→ Given data
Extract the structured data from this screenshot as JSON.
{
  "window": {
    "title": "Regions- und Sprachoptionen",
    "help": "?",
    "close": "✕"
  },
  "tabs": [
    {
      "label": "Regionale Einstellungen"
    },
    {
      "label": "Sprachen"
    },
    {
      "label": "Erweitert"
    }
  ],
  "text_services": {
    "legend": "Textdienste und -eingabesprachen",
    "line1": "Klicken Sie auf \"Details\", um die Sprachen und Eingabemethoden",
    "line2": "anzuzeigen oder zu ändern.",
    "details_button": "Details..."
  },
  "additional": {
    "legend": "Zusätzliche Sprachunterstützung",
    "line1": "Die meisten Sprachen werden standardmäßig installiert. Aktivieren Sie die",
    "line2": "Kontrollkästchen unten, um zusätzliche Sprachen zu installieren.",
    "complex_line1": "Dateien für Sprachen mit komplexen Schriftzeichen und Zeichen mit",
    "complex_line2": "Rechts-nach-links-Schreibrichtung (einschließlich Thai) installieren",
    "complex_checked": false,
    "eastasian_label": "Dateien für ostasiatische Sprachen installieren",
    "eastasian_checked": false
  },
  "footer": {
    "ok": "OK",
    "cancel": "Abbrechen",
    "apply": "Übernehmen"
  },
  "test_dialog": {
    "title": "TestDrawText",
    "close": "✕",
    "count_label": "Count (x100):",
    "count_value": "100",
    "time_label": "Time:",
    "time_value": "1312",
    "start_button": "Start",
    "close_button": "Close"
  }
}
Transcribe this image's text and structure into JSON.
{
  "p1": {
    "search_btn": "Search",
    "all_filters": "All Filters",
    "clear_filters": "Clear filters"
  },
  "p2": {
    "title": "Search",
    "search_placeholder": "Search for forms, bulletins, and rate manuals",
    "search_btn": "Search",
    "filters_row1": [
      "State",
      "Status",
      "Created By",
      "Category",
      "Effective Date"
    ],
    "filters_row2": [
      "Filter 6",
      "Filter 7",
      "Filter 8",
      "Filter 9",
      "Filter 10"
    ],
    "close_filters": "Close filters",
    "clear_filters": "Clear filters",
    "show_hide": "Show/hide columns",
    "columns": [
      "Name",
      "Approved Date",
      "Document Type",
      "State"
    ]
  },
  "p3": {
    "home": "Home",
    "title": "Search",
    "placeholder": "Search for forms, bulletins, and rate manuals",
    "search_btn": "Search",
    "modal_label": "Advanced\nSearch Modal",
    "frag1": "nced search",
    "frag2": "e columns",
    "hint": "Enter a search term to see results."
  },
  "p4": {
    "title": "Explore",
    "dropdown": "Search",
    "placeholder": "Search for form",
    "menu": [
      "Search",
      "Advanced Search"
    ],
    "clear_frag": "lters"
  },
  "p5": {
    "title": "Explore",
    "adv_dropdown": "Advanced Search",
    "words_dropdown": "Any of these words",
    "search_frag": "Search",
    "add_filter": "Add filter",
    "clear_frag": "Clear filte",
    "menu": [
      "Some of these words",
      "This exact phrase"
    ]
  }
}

→ Written task
Send back each record exactly as it stands.

→ Response
Extract the structured data from this screenshot as JSON.
{
  "window": {
    "title": "Regions- und Sprachoptionen",
    "help": "?",
    "close": "✕"
  },
  "tabs": [
    {
      "label": "Regionale Einstellungen"
    },
    {
      "label": "Sprachen"
    },
    {
      "label": "Erweitert"
    }
  ],
  "text_services": {
    "legend": "Textdienste und -eingabesprachen",
    "line1": "Klicken Sie auf \"Details\", um die Sprachen und Eingabemethoden",
    "line2": "anzuzeigen oder zu ändern.",
    "details_button": "Details..."
  },
  "additional": {
    "legend": "Zusätzliche Sprachunterstützung",
    "line1": "Die meisten Sprachen werden standardmäßig installiert. Aktivieren Sie die",
    "line2": "Kontrollkästchen unten, um zusätzliche Sprachen zu installieren.",
    "complex_line1": "Dateien für Sprachen mit komplexen Schriftzeichen und Zeichen mit",
    "complex_line2": "Rechts-nach-links-Schreibrichtung (einschließlich Thai) installieren",
    "complex_checked": false,
    "eastasian_label": "Dateien für ostasiatische Sprachen installieren",
    "eastasian_checked": false
  },
  "footer": {
    "ok": "OK",
    "cancel": "Abbrechen",
    "apply": "Übernehmen"
  },
  "test_dialog": {
    "title": "TestDrawText",
    "close": "✕",
    "count_label": "Count (x100):",
    "count_value": "100",
    "time_label": "Time:",
    "time_value": "1312",
    "start_button": "Start",
    "close_button": "Close"
  }
}
Transcribe this image's text and structure into JSON.
{
  "p1": {
    "search_btn": "Search",
    "all_filters": "All Filters",
    "clear_filters": "Clear filters"
  },
  "p2": {
    "title": "Search",
    "search_placeholder": "Search for forms, bulletins, and rate manuals",
    "search_btn": "Search",
    "filters_row1": [
      "State",
      "Status",
      "Created By",
      "Category",
      "Effective Date"
    ],
    "filters_row2": [
      "Filter 6",
      "Filter 7",
      "Filter 8",
      "Filter 9",
      "Filter 10"
    ],
    "close_filters": "Close filters",
    "clear_filters": "Clear filters",
    "show_hide": "Show/hide columns",
    "columns": [
      "Name",
      "Approved Date",
      "Document Type",
      "State"
    ]
  },
  "p3": {
    "home": "Home",
    "title": "Search",
    "placeholder": "Search for forms, bulletins, and rate manuals",
    "search_btn": "Search",
    "modal_label": "Advanced\nSearch Modal",
    "frag1": "nced search",
    "frag2": "e columns",
    "hint": "Enter a search term to see results."
  },
  "p4": {
    "title": "Explore",
    "dropdown": "Search",
    "placeholder": "Search for form",
    "menu": [
      "Search",
      "Advanced Search"
    ],
    "clear_frag": "lters"
  },
  "p5": {
    "title": "Explore",
    "adv_dropdown": "Advanced Search",
    "words_dropdown": "Any of these words",
    "search_frag": "Search",
    "add_filter": "Add filter",
    "clear_frag": "Clear filte",
    "menu": [
      "Some of these words",
      "This exact phrase"
    ]
  }
}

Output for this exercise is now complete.